GIVEN RECORDS:
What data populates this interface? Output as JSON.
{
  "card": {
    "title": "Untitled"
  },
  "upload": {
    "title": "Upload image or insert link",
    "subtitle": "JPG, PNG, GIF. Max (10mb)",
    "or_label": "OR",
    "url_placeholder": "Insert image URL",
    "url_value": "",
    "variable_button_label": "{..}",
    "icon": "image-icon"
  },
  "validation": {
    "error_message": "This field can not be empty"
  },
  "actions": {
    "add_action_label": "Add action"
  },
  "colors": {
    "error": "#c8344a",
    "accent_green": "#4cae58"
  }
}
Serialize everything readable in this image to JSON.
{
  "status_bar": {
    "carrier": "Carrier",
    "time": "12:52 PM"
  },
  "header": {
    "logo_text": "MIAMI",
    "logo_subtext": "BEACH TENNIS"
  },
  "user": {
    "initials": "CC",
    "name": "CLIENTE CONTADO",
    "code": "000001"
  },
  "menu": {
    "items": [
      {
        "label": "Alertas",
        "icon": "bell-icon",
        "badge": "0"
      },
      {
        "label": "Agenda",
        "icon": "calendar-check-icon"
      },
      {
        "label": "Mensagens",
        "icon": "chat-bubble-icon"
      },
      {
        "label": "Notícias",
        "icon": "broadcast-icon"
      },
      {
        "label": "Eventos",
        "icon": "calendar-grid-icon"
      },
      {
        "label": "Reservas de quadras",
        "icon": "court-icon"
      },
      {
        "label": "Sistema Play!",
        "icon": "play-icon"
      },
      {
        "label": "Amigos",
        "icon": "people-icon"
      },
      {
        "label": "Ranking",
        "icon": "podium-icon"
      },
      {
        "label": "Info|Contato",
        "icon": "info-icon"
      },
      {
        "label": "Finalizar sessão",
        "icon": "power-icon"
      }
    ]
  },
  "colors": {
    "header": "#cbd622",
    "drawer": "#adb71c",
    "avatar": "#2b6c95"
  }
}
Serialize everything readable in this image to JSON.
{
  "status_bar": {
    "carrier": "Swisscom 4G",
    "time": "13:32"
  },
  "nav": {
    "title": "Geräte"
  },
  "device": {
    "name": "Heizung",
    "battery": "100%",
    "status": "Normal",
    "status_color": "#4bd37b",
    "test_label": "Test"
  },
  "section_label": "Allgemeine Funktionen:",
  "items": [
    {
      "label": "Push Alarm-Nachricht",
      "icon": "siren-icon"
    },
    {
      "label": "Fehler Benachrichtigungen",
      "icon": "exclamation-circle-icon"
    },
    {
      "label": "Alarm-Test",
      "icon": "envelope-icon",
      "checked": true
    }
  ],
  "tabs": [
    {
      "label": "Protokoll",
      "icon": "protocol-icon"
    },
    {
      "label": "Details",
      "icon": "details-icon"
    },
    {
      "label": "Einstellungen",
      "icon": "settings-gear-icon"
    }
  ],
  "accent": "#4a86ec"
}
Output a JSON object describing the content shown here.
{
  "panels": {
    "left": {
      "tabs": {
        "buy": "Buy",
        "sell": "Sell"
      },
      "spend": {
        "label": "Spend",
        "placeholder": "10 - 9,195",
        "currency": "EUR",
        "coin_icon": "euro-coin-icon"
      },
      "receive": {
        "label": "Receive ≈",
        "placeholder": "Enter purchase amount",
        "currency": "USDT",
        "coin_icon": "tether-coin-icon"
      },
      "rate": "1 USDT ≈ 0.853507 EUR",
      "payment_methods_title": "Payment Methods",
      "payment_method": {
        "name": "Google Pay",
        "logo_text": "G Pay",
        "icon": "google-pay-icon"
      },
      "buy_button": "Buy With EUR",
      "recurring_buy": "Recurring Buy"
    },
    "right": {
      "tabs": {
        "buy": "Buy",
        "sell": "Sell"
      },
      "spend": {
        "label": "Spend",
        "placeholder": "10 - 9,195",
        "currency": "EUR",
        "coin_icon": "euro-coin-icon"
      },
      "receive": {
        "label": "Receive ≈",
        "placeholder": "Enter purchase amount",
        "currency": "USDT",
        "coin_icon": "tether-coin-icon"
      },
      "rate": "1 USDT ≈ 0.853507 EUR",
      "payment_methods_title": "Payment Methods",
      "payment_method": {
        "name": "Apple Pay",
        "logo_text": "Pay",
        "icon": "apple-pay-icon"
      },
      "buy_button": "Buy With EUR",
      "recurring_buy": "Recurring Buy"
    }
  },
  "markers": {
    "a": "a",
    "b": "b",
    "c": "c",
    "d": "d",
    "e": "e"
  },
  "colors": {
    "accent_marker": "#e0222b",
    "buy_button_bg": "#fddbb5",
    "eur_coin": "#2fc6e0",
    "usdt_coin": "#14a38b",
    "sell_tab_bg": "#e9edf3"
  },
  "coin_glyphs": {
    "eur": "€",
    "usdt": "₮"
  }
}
...
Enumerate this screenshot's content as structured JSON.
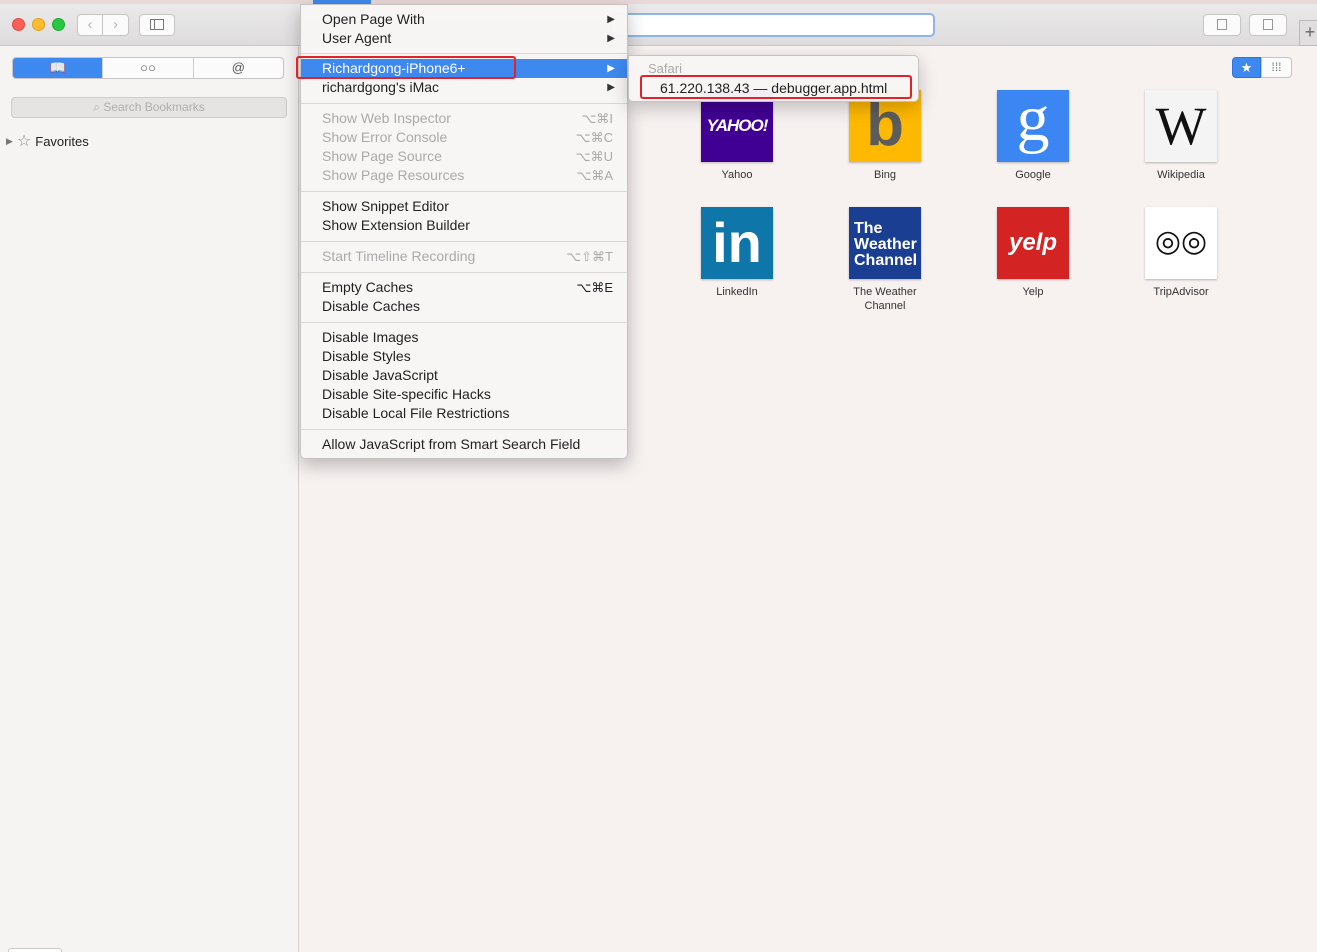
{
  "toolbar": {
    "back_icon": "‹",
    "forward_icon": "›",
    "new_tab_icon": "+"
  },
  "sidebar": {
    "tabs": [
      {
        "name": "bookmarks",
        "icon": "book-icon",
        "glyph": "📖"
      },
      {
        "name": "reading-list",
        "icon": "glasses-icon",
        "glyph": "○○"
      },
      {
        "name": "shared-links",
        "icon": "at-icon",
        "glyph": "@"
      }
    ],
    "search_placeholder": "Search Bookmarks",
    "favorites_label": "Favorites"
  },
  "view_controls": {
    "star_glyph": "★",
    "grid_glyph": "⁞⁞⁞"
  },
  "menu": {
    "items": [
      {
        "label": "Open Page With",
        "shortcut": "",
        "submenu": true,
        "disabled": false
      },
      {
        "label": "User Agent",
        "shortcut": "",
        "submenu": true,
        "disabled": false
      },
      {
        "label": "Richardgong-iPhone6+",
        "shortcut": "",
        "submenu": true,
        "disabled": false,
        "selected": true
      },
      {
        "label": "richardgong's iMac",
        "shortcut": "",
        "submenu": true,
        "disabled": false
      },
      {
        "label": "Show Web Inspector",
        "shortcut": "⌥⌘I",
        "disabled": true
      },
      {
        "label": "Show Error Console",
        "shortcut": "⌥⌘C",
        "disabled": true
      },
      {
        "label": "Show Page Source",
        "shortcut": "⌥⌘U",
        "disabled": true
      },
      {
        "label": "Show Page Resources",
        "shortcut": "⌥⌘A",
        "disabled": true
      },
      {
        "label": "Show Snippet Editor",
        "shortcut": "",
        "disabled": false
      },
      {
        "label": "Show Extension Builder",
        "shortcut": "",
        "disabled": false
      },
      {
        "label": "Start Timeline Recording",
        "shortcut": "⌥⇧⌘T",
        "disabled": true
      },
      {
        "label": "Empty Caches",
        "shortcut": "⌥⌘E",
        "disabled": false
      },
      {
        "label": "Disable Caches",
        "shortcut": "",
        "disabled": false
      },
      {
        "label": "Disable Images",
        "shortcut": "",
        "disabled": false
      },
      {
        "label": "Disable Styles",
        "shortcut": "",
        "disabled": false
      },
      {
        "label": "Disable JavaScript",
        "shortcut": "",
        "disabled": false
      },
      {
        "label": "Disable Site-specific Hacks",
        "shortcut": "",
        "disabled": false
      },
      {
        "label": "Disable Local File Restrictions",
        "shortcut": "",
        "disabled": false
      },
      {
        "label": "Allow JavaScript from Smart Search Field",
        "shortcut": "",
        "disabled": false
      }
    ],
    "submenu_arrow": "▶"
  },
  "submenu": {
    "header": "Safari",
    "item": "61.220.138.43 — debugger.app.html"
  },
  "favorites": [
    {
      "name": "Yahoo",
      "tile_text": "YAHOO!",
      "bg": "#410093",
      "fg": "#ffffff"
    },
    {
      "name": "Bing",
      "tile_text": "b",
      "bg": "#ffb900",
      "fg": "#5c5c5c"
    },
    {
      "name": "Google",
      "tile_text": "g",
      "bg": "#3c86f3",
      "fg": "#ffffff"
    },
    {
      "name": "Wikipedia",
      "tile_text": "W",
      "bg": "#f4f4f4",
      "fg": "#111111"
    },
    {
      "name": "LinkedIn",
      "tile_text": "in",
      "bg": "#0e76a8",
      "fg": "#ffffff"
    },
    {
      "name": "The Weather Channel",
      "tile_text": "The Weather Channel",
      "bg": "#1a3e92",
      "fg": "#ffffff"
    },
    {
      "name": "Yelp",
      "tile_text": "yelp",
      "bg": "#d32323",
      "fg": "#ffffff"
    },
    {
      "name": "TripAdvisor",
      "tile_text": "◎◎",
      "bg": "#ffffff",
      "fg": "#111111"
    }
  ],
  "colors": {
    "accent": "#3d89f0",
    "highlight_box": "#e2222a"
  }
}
...
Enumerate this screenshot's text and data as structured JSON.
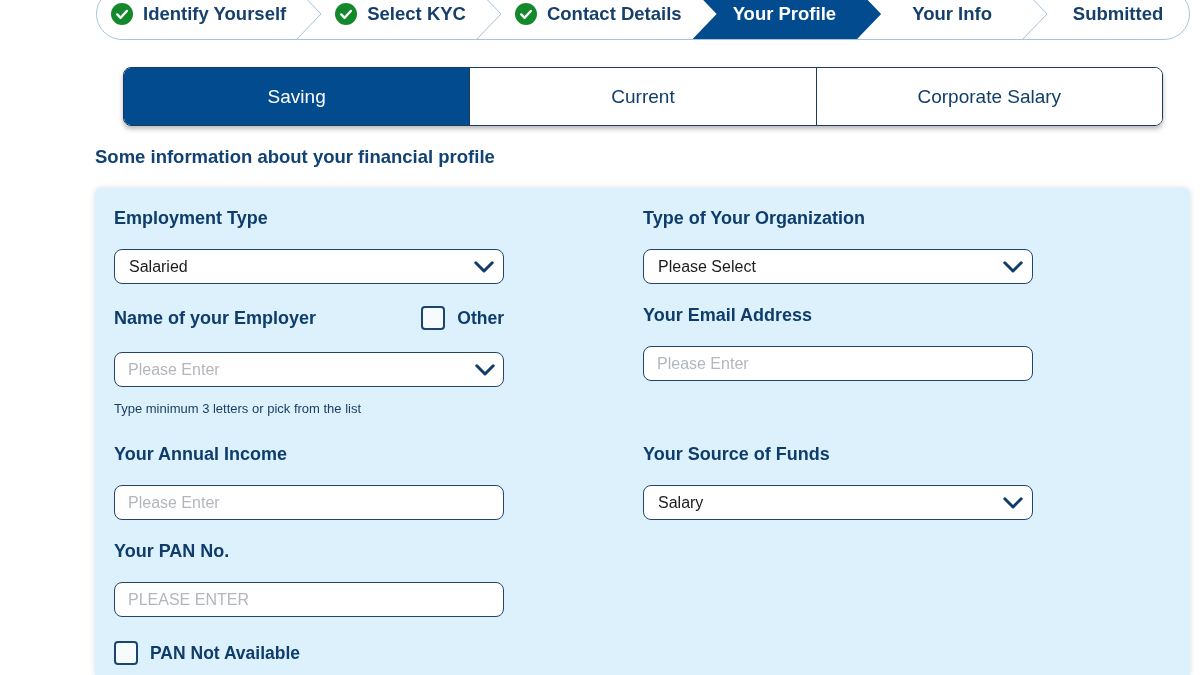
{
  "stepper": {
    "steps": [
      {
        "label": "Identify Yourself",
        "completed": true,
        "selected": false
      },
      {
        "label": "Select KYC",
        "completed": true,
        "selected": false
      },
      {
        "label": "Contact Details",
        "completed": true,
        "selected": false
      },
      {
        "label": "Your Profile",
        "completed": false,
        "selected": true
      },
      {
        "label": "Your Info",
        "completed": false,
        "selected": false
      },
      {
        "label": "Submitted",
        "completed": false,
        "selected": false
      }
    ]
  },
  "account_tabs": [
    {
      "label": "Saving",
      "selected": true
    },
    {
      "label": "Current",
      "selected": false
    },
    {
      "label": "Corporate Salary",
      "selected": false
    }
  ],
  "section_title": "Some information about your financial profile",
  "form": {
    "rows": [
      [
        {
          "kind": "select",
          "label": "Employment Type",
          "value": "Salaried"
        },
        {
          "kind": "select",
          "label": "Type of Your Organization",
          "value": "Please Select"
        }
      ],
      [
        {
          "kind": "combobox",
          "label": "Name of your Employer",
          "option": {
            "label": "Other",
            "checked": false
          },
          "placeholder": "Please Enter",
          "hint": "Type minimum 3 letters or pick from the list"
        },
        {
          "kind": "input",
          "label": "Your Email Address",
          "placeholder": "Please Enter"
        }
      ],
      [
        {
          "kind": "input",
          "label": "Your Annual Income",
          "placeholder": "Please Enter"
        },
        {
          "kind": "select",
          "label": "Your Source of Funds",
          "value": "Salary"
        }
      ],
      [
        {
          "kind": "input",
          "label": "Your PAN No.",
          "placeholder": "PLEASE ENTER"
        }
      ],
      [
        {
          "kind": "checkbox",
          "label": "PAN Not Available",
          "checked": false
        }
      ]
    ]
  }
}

SHORT EXERCISE:
Find every line in the records above that contains the word "Alarm", and copy each one.

EXPECTED ANSWER:
      "label": "Push Alarm-Nachricht",
      "label": "Alarm-Test",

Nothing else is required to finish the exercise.